● THE REQUEST
Work out how many lines hold the string "value". The answer is a single number, nothing more.

+++

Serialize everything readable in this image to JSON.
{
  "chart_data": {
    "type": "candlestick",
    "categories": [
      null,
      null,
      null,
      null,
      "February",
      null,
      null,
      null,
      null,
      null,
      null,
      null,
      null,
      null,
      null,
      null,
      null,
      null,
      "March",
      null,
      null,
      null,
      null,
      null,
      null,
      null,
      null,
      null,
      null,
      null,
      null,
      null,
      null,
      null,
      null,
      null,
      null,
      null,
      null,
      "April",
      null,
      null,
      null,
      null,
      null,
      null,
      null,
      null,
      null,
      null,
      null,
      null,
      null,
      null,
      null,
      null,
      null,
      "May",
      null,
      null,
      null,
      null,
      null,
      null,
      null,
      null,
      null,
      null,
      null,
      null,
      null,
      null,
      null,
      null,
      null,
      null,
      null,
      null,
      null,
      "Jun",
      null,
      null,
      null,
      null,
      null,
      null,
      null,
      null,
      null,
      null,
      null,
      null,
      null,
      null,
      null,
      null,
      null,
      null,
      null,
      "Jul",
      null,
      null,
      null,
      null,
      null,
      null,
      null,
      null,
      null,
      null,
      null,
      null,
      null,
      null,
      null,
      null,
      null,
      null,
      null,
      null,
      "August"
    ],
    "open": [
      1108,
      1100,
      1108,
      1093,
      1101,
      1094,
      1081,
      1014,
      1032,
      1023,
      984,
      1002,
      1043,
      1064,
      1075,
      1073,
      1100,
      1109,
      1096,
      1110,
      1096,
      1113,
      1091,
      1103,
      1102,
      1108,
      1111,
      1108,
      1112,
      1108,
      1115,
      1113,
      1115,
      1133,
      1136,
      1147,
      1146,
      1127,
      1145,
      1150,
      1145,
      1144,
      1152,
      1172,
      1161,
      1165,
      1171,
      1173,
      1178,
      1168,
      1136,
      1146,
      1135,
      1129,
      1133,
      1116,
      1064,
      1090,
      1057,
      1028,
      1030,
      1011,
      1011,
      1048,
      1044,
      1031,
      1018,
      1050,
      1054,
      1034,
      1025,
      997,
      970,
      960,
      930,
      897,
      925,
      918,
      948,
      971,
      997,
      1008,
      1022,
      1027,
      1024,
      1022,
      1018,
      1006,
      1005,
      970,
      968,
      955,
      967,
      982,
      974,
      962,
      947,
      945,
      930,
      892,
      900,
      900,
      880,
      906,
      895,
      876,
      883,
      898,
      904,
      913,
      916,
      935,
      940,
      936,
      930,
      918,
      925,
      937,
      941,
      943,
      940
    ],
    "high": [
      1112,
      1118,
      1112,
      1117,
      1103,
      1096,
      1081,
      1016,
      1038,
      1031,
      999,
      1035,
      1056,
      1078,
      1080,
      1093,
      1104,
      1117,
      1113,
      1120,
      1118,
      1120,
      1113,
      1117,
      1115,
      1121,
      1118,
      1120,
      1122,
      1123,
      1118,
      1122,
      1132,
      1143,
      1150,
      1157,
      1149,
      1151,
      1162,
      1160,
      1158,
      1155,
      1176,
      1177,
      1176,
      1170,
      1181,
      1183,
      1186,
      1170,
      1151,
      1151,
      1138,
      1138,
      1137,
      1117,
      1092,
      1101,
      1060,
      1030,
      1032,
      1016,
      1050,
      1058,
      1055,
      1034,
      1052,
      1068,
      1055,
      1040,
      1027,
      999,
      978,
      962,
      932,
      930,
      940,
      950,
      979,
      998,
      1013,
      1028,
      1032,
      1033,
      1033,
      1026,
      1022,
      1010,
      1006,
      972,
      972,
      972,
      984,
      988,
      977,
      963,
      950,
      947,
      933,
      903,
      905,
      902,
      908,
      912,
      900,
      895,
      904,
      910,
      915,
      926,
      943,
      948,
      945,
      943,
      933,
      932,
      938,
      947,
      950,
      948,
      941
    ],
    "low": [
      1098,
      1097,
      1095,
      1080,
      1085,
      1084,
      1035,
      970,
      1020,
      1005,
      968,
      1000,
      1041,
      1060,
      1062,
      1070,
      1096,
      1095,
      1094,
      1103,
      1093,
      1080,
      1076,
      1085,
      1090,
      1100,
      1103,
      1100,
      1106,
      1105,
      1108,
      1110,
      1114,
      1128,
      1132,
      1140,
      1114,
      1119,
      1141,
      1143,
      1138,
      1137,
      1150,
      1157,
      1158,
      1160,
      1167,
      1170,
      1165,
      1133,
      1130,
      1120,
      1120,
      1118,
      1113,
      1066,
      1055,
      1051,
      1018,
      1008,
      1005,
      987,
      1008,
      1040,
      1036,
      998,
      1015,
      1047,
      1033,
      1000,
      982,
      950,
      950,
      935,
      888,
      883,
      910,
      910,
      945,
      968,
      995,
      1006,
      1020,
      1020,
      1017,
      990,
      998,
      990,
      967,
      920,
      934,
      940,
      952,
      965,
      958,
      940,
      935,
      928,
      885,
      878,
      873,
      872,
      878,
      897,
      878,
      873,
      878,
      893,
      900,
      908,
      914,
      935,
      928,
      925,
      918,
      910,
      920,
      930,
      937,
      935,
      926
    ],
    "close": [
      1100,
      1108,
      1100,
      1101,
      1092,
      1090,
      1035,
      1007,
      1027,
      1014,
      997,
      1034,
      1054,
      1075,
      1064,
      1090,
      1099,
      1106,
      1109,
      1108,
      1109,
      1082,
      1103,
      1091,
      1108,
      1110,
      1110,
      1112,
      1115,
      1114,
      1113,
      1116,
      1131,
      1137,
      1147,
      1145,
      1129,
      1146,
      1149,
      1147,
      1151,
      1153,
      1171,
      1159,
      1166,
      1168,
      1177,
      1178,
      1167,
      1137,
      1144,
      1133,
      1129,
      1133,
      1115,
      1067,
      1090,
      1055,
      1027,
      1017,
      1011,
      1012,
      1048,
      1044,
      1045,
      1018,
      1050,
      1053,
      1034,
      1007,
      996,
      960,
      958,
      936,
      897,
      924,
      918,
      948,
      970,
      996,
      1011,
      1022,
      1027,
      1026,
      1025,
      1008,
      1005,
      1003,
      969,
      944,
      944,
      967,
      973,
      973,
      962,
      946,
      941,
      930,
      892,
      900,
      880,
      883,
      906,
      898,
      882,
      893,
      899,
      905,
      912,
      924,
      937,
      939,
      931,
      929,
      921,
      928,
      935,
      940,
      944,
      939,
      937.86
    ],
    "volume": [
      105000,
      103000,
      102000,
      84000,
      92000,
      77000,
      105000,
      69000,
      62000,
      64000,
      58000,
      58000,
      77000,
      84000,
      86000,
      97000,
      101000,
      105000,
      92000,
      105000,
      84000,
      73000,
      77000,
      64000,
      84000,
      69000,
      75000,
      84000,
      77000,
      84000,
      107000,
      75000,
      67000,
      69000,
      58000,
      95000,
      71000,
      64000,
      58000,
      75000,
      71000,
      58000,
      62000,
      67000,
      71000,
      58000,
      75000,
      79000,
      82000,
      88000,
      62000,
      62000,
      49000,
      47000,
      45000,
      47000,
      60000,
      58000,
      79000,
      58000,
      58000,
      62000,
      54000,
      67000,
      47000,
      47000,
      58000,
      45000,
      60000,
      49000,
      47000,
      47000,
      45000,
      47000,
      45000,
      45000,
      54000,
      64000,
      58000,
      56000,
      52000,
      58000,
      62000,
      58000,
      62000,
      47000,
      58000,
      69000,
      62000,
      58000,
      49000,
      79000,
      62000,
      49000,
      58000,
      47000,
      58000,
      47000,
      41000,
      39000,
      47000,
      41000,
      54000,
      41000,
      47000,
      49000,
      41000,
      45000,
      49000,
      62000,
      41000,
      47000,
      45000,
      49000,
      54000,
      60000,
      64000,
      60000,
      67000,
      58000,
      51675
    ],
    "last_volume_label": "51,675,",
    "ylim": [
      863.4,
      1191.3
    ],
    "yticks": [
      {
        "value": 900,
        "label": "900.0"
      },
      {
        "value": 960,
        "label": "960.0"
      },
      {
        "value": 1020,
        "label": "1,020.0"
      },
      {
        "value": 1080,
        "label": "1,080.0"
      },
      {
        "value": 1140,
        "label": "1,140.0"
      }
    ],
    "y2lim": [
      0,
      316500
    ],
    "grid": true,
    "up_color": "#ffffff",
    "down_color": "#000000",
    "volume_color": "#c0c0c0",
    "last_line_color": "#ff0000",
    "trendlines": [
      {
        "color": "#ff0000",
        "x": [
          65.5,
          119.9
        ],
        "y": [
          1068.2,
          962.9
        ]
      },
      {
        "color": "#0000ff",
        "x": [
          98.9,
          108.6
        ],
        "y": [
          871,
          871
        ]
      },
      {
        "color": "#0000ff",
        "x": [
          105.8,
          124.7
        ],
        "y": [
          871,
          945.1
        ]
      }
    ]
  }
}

+++

● WRITTEN SOLUTION
5